SET EXERCISE> Extract the complete listing and repeat it word for word.

ENTRIES PROVIDED>

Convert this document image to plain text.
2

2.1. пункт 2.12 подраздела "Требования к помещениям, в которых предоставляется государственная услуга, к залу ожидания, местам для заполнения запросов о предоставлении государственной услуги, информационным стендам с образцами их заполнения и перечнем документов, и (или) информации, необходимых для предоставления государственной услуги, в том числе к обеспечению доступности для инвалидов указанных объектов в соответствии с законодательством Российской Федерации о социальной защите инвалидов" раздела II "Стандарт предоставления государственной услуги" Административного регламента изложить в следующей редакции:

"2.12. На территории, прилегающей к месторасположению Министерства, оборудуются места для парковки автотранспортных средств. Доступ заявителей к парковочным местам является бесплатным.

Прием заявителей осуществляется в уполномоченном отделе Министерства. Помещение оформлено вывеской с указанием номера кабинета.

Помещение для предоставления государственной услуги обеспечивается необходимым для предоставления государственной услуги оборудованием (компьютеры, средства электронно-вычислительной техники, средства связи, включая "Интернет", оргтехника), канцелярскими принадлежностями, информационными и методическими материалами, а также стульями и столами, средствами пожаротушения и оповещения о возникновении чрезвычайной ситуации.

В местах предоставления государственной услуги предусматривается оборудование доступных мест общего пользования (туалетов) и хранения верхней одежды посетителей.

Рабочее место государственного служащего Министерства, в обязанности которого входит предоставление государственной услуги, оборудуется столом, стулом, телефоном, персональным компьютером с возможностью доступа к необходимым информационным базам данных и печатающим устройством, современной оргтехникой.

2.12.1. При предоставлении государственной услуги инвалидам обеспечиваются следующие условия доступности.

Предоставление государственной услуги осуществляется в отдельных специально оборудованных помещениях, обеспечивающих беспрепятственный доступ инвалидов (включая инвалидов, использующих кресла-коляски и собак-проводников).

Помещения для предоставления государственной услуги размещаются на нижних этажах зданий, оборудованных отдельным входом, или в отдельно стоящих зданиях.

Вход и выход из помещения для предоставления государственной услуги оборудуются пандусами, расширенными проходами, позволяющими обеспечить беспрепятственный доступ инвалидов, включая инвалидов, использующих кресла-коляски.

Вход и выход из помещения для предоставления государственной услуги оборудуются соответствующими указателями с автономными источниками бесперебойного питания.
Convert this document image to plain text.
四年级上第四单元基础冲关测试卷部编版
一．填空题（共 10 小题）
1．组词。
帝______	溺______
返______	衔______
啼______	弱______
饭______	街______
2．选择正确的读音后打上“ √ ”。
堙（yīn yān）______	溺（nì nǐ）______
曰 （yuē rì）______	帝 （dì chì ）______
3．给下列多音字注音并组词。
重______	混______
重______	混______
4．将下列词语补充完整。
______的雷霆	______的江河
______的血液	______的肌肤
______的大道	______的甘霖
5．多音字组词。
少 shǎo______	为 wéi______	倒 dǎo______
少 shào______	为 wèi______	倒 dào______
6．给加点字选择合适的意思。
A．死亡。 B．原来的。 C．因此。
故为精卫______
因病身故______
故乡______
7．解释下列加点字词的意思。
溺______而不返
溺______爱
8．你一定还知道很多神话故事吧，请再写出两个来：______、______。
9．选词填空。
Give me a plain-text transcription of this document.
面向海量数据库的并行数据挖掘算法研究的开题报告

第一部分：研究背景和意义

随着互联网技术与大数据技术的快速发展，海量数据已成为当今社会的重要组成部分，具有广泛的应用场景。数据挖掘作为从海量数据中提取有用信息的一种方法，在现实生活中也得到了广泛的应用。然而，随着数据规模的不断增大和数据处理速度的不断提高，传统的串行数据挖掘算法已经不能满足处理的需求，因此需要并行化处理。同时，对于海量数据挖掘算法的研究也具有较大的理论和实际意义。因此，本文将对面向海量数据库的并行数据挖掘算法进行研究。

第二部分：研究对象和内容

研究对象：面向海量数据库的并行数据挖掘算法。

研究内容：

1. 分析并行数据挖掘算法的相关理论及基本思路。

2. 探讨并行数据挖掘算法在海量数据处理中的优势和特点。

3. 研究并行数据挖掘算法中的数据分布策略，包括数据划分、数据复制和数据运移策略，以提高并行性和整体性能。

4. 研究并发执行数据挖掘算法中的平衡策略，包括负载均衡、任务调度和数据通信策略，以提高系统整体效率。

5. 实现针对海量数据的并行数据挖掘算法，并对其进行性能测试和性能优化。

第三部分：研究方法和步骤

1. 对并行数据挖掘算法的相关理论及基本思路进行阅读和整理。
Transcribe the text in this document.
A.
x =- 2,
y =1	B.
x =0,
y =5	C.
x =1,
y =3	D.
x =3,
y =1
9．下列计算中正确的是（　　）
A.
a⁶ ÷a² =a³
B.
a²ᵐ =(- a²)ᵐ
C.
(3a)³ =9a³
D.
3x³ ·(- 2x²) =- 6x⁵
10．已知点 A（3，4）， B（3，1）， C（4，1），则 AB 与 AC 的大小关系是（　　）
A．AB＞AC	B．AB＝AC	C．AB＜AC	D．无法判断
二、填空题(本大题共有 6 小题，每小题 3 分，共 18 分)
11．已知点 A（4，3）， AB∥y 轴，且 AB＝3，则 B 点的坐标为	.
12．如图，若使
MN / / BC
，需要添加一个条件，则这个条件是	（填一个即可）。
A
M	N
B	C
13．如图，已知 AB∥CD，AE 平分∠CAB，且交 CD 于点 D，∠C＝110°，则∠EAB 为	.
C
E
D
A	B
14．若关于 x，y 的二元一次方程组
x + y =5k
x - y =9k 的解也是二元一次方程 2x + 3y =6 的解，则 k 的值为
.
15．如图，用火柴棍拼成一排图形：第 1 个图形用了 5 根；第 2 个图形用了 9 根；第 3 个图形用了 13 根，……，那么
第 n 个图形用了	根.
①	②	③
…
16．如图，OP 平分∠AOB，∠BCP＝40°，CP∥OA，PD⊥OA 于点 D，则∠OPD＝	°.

FULL RESPONSE>
Convert this document image to plain text.
2

2.1. пункт 2.12 подраздела "Требования к помещениям, в которых предоставляется государственная услуга, к залу ожидания, местам для заполнения запросов о предоставлении государственной услуги, информационным стендам с образцами их заполнения и перечнем документов, и (или) информации, необходимых для предоставления государственной услуги, в том числе к обеспечению доступности для инвалидов указанных объектов в соответствии с законодательством Российской Федерации о социальной защите инвалидов" раздела II "Стандарт предоставления государственной услуги" Административного регламента изложить в следующей редакции:

"2.12. На территории, прилегающей к месторасположению Министерства, оборудуются места для парковки автотранспортных средств. Доступ заявителей к парковочным местам является бесплатным.

Прием заявителей осуществляется в уполномоченном отделе Министерства. Помещение оформлено вывеской с указанием номера кабинета.

Помещение для предоставления государственной услуги обеспечивается необходимым для предоставления государственной услуги оборудованием (компьютеры, средства электронно-вычислительной техники, средства связи, включая "Интернет", оргтехника), канцелярскими принадлежностями, информационными и методическими материалами, а также стульями и столами, средствами пожаротушения и оповещения о возникновении чрезвычайной ситуации.

В местах предоставления государственной услуги предусматривается оборудование доступных мест общего пользования (туалетов) и хранения верхней одежды посетителей.

Рабочее место государственного служащего Министерства, в обязанности которого входит предоставление государственной услуги, оборудуется столом, стулом, телефоном, персональным компьютером с возможностью доступа к необходимым информационным базам данных и печатающим устройством, современной оргтехникой.

2.12.1. При предоставлении государственной услуги инвалидам обеспечиваются следующие условия доступности.

Предоставление государственной услуги осуществляется в отдельных специально оборудованных помещениях, обеспечивающих беспрепятственный доступ инвалидов (включая инвалидов, использующих кресла-коляски и собак-проводников).

Помещения для предоставления государственной услуги размещаются на нижних этажах зданий, оборудованных отдельным входом, или в отдельно стоящих зданиях.

Вход и выход из помещения для предоставления государственной услуги оборудуются пандусами, расширенными проходами, позволяющими обеспечить беспрепятственный доступ инвалидов, включая инвалидов, использующих кресла-коляски.

Вход и выход из помещения для предоставления государственной услуги оборудуются соответствующими указателями с автономными источниками бесперебойного питания.
Convert this document image to plain text.
四年级上第四单元基础冲关测试卷部编版
一．填空题（共 10 小题）
1．组词。
帝______	溺______
返______	衔______
啼______	弱______
饭______	街______
2．选择正确的读音后打上“ √ ”。
堙（yīn yān）______	溺（nì nǐ）______
曰 （yuē rì）______	帝 （dì chì ）______
3．给下列多音字注音并组词。
重______	混______
重______	混______
4．将下列词语补充完整。
______的雷霆	______的江河
______的血液	______的肌肤
______的大道	______的甘霖
5．多音字组词。
少 shǎo______	为 wéi______	倒 dǎo______
少 shào______	为 wèi______	倒 dào______
6．给加点字选择合适的意思。
A．死亡。 B．原来的。 C．因此。
故为精卫______
因病身故______
故乡______
7．解释下列加点字词的意思。
溺______而不返
溺______爱
8．你一定还知道很多神话故事吧，请再写出两个来：______、______。
9．选词填空。
Give me a plain-text transcription of this document.
面向海量数据库的并行数据挖掘算法研究的开题报告

第一部分：研究背景和意义

随着互联网技术与大数据技术的快速发展，海量数据已成为当今社会的重要组成部分，具有广泛的应用场景。数据挖掘作为从海量数据中提取有用信息的一种方法，在现实生活中也得到了广泛的应用。然而，随着数据规模的不断增大和数据处理速度的不断提高，传统的串行数据挖掘算法已经不能满足处理的需求，因此需要并行化处理。同时，对于海量数据挖掘算法的研究也具有较大的理论和实际意义。因此，本文将对面向海量数据库的并行数据挖掘算法进行研究。

第二部分：研究对象和内容

研究对象：面向海量数据库的并行数据挖掘算法。

研究内容：

1. 分析并行数据挖掘算法的相关理论及基本思路。

2. 探讨并行数据挖掘算法在海量数据处理中的优势和特点。

3. 研究并行数据挖掘算法中的数据分布策略，包括数据划分、数据复制和数据运移策略，以提高并行性和整体性能。

4. 研究并发执行数据挖掘算法中的平衡策略，包括负载均衡、任务调度和数据通信策略，以提高系统整体效率。

5. 实现针对海量数据的并行数据挖掘算法，并对其进行性能测试和性能优化。

第三部分：研究方法和步骤

1. 对并行数据挖掘算法的相关理论及基本思路进行阅读和整理。
Transcribe the text in this document.
A.
x =- 2,
y =1	B.
x =0,
y =5	C.
x =1,
y =3	D.
x =3,
y =1
9．下列计算中正确的是（　　）
A.
a⁶ ÷a² =a³
B.
a²ᵐ =(- a²)ᵐ
C.
(3a)³ =9a³
D.
3x³ ·(- 2x²) =- 6x⁵
10．已知点 A（3，4）， B（3，1）， C（4，1），则 AB 与 AC 的大小关系是（　　）
A．AB＞AC	B．AB＝AC	C．AB＜AC	D．无法判断
二、填空题(本大题共有 6 小题，每小题 3 分，共 18 分)
11．已知点 A（4，3）， AB∥y 轴，且 AB＝3，则 B 点的坐标为	.
12．如图，若使
MN / / BC
，需要添加一个条件，则这个条件是	（填一个即可）。
A
M	N
B	C
13．如图，已知 AB∥CD，AE 平分∠CAB，且交 CD 于点 D，∠C＝110°，则∠EAB 为	.
C
E
D
A	B
14．若关于 x，y 的二元一次方程组
x + y =5k
x - y =9k 的解也是二元一次方程 2x + 3y =6 的解，则 k 的值为
.
15．如图，用火柴棍拼成一排图形：第 1 个图形用了 5 根；第 2 个图形用了 9 根；第 3 个图形用了 13 根，……，那么
第 n 个图形用了	根.
①	②	③
…
16．如图，OP 平分∠AOB，∠BCP＝40°，CP∥OA，PD⊥OA 于点 D，则∠OPD＝	°.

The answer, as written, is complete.